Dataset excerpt
══════
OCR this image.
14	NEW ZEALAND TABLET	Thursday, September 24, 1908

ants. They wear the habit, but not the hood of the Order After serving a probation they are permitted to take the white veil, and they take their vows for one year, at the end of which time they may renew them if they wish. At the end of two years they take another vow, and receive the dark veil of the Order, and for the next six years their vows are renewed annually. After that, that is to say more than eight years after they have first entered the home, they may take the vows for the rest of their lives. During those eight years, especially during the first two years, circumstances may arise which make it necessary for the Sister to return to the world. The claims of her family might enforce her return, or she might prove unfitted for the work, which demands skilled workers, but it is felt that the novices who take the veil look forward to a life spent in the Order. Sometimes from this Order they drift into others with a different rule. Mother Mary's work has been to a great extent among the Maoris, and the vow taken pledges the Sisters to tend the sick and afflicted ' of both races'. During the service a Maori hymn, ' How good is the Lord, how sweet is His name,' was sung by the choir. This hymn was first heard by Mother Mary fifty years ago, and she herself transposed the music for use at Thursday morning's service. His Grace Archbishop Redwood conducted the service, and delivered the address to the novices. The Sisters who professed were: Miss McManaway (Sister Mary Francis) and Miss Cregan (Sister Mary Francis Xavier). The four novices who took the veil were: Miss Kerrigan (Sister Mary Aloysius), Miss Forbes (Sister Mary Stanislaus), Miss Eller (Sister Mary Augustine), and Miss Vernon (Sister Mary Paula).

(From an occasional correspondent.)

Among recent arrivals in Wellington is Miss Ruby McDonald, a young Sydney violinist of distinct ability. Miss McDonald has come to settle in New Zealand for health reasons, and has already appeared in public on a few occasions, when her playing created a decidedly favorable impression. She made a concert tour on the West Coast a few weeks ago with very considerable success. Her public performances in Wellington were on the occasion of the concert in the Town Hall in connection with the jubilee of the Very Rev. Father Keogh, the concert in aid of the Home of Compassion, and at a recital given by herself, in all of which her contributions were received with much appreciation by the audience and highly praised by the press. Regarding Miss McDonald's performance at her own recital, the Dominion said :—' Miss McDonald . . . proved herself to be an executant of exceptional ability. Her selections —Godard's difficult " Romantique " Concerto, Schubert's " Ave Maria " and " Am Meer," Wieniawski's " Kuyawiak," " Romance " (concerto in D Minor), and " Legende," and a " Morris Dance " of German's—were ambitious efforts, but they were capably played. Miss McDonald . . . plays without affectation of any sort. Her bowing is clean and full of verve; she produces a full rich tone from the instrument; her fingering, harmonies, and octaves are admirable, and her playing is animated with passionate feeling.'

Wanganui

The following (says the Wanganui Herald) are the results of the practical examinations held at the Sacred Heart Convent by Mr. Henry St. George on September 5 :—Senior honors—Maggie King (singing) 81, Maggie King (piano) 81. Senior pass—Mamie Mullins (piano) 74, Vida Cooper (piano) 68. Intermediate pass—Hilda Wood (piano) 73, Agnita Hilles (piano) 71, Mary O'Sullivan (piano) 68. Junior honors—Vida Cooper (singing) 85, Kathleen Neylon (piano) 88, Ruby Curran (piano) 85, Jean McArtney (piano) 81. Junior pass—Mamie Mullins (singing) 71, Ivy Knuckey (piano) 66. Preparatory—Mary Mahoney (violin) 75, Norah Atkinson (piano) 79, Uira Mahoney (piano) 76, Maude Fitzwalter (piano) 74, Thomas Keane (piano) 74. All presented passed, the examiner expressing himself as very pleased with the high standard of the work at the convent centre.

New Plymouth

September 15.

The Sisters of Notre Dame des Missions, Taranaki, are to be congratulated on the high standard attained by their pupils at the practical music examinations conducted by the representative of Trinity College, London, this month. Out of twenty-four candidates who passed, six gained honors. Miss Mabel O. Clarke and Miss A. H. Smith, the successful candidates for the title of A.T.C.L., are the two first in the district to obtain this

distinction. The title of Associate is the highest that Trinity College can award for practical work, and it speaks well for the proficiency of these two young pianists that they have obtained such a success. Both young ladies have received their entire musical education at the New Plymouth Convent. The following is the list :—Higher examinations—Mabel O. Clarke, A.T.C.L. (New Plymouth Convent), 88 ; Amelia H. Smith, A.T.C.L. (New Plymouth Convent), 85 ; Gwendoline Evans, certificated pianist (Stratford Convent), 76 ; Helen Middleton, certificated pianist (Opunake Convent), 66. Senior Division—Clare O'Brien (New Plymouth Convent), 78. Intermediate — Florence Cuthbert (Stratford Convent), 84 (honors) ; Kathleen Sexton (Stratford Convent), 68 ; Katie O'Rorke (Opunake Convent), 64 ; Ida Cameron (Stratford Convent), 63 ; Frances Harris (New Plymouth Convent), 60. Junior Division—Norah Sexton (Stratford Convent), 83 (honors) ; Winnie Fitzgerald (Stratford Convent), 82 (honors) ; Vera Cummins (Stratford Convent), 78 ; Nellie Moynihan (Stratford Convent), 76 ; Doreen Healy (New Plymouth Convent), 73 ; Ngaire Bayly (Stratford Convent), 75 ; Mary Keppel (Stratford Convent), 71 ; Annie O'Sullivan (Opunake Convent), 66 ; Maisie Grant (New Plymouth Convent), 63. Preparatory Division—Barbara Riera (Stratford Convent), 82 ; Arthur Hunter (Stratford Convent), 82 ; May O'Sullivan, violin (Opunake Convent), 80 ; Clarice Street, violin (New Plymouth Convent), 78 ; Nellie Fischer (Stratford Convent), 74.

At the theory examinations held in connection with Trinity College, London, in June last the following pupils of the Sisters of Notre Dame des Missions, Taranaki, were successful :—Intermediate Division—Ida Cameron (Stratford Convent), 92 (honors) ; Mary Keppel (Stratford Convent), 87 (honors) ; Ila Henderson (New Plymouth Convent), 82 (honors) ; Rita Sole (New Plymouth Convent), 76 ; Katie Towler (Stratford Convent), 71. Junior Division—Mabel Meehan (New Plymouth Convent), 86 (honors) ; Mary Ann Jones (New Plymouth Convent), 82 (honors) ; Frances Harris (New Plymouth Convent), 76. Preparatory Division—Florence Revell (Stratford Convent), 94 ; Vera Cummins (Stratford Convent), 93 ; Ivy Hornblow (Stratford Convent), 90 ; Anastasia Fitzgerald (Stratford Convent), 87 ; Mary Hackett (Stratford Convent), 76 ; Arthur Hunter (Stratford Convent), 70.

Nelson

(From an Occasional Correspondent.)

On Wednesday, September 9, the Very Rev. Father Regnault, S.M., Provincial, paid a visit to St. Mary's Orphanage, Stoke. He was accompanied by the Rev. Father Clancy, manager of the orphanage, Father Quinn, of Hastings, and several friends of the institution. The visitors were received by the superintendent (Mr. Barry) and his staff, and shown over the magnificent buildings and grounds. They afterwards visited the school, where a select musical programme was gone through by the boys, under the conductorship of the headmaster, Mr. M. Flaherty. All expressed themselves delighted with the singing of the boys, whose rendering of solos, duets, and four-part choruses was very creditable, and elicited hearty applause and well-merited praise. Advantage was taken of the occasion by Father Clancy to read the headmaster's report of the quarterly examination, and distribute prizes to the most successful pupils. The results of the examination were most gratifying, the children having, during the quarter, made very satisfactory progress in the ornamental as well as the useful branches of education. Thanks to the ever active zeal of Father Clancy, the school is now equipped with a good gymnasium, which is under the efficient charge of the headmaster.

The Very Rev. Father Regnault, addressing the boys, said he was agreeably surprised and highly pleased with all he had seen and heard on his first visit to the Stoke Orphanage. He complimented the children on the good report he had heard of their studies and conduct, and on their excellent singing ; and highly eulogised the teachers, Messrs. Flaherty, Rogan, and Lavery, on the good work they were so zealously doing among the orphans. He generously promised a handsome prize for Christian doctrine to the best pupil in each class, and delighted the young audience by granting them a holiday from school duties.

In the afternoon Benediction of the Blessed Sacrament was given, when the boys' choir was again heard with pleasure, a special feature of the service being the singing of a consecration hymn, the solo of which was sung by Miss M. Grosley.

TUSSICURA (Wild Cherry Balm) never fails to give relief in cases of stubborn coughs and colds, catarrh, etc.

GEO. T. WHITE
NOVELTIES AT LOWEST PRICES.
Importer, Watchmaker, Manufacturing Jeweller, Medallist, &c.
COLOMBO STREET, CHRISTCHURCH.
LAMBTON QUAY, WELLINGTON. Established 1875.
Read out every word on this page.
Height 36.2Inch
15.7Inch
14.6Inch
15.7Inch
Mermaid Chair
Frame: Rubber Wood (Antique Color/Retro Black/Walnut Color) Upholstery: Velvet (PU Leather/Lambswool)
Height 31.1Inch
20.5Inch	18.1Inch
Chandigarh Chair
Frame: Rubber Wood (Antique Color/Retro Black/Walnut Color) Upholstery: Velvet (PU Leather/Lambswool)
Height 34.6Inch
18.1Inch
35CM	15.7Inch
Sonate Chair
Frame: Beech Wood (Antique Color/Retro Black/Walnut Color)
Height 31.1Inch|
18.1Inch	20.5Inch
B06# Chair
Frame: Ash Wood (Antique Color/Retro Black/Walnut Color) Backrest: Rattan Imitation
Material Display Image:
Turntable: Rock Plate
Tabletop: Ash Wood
══════
**WHAT IS REQUIRED**: Copy each line of the listing that holds the word "Wanganui".

**EXERCISE OUTPUT**:
Wanganui
The following (says the Wanganui Herald) are the results of the practical examinations held at the Sacred Heart Convent by Mr. Henry St. George on September 5 :—Senior honors—Maggie King (singing) 81, Maggie King (piano) 81. Senior pass—Mamie Mullins (piano) 74, Vida Cooper (piano) 68. Intermediate pass—Hilda Wood (piano) 73, Agnita Hilles (piano) 71, Mary O'Sullivan (piano) 68. Junior honors—Vida Cooper (singing) 85, Kathleen Neylon (piano) 88, Ruby Curran (piano) 85, Jean McArtney (piano) 81. Junior pass—Mamie Mullins (singing) 71, Ivy Knuckey (piano) 66. Preparatory—Mary Mahoney (violin) 75, Norah Atkinson (piano) 79, Uira Mahoney (piano) 76, Maude Fitzwalter (piano) 74, Thomas Keane (piano) 74. All presented passed, the examiner expressing himself as very pleased with the high standard of the work at the convent centre.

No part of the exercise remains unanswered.